In the entries below, count every line containing "short". Reply with the number alone.
[begin RECORD EXTRACTS]
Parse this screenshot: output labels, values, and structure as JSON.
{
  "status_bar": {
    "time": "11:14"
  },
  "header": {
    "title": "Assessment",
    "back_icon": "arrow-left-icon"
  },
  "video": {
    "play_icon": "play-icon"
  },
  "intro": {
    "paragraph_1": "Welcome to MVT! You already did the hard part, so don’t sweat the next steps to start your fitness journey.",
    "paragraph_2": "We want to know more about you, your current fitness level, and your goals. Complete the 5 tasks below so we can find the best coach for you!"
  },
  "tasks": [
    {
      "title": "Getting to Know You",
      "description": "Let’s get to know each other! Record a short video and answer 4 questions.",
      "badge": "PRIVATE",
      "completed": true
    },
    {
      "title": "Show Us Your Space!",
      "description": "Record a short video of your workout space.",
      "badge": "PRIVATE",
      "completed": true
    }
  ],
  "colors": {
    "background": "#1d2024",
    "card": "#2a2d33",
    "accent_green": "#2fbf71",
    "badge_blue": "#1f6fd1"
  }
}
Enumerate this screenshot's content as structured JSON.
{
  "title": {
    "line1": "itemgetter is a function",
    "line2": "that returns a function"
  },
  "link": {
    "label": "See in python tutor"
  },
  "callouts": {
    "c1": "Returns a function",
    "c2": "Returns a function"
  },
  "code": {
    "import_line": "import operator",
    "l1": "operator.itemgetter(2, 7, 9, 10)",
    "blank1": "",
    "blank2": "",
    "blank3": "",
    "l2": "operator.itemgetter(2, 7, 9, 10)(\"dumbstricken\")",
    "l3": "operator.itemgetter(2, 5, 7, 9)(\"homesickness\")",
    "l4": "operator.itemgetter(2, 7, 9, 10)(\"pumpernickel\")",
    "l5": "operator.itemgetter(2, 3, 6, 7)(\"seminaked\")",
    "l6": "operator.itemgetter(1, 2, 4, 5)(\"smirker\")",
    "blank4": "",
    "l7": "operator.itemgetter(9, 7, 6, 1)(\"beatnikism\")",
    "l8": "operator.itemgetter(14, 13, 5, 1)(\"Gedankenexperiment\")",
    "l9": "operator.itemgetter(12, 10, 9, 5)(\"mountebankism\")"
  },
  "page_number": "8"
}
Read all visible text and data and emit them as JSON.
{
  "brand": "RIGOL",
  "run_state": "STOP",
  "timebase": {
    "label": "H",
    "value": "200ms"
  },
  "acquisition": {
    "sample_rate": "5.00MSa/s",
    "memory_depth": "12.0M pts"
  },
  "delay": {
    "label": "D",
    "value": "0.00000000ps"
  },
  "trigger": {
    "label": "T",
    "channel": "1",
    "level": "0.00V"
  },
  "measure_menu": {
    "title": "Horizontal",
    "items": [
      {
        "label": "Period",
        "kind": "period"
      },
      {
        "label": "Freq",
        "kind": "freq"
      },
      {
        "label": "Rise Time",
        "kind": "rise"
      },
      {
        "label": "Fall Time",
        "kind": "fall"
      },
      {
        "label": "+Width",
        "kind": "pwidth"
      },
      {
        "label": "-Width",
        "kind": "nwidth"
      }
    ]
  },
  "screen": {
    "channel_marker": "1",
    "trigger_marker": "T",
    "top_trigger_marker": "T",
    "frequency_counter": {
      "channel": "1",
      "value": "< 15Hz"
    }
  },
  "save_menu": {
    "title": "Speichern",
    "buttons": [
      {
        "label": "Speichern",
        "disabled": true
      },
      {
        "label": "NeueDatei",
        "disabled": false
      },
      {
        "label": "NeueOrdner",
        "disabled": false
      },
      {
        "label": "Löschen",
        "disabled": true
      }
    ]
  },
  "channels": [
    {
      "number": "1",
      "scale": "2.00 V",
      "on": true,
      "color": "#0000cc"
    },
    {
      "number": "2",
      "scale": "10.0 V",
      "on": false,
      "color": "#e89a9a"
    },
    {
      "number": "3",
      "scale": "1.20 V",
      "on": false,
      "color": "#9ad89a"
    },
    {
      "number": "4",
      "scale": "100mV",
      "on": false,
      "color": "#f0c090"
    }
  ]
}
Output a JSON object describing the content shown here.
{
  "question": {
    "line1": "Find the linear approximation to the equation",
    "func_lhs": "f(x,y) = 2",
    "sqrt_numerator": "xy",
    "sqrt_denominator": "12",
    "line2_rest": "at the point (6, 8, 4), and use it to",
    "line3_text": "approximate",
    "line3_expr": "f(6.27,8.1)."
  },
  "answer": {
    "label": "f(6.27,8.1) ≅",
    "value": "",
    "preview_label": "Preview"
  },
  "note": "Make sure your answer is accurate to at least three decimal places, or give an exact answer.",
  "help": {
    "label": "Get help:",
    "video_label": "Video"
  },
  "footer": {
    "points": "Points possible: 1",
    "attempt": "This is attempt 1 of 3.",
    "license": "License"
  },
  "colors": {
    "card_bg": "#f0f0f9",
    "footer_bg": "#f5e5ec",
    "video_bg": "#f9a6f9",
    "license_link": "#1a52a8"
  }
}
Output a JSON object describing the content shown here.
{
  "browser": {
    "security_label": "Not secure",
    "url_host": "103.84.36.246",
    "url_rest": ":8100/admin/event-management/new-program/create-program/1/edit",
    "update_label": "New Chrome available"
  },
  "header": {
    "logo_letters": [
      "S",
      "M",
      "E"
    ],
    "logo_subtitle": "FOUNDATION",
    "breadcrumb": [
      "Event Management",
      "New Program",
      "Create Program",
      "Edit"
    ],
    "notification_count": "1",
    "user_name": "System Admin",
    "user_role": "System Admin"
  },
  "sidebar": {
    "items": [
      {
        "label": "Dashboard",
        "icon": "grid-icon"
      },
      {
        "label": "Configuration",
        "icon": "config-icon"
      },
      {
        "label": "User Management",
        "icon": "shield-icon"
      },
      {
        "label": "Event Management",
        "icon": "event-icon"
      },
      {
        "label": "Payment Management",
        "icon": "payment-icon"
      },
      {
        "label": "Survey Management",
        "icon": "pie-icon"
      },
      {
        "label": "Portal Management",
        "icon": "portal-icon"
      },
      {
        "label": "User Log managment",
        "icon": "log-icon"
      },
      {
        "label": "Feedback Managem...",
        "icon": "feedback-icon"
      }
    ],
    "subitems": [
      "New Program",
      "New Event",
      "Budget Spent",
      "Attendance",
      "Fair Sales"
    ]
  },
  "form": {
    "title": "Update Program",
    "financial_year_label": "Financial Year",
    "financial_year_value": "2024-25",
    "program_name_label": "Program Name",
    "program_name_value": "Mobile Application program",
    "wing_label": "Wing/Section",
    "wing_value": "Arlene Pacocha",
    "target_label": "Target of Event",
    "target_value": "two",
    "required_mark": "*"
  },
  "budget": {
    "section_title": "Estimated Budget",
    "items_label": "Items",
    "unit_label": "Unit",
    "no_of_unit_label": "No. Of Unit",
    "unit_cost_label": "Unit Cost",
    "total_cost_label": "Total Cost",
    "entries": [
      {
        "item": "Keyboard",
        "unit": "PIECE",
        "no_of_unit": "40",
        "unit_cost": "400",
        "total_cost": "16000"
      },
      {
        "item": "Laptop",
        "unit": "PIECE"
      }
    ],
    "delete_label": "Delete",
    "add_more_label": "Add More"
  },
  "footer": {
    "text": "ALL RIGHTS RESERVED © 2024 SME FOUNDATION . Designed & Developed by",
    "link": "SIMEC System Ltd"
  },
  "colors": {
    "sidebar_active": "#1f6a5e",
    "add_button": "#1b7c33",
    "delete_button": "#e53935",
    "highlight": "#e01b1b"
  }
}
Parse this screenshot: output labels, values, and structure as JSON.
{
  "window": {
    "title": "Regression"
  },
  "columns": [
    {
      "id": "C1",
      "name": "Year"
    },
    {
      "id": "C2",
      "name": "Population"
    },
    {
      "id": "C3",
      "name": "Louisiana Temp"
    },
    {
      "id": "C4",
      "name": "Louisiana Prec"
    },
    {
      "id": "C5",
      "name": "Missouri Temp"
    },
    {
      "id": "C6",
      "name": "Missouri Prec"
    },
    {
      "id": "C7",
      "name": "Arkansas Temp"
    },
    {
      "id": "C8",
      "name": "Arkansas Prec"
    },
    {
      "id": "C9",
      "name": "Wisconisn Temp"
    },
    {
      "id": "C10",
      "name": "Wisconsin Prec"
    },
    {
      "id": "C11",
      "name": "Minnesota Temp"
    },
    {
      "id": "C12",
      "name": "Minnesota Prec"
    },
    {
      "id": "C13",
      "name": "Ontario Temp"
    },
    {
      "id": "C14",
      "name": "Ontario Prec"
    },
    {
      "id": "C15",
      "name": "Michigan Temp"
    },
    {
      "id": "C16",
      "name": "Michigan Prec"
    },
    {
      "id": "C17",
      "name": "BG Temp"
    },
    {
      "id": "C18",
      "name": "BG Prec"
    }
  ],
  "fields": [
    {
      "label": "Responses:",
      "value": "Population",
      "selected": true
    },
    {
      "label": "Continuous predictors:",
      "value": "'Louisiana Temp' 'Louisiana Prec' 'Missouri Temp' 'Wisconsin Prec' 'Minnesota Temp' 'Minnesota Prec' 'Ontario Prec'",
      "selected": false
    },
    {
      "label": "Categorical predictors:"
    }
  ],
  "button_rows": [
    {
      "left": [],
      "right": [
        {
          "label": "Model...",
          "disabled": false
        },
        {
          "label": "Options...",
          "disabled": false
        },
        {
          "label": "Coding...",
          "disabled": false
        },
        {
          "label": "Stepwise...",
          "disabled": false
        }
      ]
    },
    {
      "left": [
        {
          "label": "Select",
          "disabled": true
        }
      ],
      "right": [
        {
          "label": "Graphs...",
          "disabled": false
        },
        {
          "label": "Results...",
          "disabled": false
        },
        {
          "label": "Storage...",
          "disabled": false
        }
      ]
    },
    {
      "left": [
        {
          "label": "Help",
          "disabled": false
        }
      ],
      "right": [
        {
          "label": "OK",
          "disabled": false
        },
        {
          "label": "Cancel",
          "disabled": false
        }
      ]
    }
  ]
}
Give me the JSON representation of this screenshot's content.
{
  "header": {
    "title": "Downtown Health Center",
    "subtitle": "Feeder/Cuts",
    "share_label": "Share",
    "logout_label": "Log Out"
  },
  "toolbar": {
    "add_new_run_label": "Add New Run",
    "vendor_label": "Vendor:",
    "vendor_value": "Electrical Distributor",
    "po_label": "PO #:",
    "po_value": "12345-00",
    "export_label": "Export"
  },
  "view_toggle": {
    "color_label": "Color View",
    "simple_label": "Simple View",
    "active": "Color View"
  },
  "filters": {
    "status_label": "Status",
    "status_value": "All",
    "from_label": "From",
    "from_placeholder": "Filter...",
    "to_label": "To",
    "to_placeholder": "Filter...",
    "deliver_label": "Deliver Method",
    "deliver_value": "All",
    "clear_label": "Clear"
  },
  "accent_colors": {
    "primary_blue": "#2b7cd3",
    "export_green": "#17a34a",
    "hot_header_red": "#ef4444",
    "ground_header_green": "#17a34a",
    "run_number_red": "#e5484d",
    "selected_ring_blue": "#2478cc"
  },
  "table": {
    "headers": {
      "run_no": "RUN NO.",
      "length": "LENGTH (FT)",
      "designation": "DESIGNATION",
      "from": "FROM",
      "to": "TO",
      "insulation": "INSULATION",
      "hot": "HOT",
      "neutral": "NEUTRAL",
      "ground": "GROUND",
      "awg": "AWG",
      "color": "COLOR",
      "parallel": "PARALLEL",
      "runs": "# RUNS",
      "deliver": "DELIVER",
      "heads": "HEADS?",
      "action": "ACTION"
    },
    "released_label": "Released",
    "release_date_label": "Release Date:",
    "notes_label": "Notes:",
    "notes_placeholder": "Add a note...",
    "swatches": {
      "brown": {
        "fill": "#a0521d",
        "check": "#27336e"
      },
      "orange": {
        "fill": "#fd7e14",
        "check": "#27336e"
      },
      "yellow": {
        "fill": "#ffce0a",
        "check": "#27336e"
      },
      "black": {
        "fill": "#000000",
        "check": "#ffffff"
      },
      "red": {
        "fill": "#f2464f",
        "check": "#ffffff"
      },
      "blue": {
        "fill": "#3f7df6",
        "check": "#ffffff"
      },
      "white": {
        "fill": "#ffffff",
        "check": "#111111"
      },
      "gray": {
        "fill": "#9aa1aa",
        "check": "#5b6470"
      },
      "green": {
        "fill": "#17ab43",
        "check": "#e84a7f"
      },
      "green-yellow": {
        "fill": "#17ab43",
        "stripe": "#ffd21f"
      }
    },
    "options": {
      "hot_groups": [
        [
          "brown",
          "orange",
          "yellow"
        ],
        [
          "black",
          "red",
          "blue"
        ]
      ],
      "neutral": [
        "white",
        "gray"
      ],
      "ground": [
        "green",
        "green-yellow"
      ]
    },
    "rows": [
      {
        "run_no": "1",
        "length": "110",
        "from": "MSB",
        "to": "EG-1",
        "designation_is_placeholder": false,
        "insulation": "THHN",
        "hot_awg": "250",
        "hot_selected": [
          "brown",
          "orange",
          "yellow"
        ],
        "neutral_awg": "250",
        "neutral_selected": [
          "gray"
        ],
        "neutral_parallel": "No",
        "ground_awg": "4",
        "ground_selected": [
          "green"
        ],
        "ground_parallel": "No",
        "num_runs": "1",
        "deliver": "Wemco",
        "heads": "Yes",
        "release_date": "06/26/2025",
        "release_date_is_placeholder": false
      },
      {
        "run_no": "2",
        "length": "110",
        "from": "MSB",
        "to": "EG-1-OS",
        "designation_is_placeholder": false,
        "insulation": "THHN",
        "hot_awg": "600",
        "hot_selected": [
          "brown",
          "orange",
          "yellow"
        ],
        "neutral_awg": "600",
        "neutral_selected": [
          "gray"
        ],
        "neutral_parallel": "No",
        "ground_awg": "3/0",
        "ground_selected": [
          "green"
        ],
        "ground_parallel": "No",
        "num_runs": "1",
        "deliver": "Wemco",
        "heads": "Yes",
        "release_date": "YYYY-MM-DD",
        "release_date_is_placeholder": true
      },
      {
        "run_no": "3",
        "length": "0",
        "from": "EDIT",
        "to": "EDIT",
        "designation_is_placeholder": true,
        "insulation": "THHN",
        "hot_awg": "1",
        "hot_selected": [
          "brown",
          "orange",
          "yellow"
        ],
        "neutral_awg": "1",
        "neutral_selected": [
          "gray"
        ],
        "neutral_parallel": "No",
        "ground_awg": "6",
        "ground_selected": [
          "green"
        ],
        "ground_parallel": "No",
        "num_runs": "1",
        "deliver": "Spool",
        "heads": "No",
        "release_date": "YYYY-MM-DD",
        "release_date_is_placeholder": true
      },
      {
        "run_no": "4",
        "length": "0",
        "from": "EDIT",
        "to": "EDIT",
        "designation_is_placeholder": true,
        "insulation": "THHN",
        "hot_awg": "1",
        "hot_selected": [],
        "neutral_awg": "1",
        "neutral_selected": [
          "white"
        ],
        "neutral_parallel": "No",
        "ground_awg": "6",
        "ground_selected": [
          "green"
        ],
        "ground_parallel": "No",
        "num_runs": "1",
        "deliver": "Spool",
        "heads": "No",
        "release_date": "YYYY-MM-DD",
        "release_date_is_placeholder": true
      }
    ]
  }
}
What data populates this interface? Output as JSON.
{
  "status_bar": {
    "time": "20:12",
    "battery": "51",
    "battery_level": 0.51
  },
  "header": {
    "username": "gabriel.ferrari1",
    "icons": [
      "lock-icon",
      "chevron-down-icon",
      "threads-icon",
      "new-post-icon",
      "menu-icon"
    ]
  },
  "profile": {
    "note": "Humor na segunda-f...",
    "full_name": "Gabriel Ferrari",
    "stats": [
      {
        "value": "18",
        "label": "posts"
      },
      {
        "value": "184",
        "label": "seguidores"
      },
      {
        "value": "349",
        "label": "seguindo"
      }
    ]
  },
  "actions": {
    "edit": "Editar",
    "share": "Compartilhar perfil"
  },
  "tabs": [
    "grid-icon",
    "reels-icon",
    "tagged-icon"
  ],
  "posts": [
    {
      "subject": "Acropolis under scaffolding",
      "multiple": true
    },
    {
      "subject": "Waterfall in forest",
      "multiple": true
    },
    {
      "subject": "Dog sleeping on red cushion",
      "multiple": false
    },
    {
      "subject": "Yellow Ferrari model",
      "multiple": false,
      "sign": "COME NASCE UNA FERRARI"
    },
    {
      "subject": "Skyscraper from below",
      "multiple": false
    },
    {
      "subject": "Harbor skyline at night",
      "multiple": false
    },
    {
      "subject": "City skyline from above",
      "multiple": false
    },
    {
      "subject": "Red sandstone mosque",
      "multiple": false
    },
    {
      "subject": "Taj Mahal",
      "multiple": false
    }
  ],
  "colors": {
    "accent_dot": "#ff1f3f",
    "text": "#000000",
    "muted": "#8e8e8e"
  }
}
[end RECORD EXTRACTS]
OUTPUT FOR THIS EXERCISE
2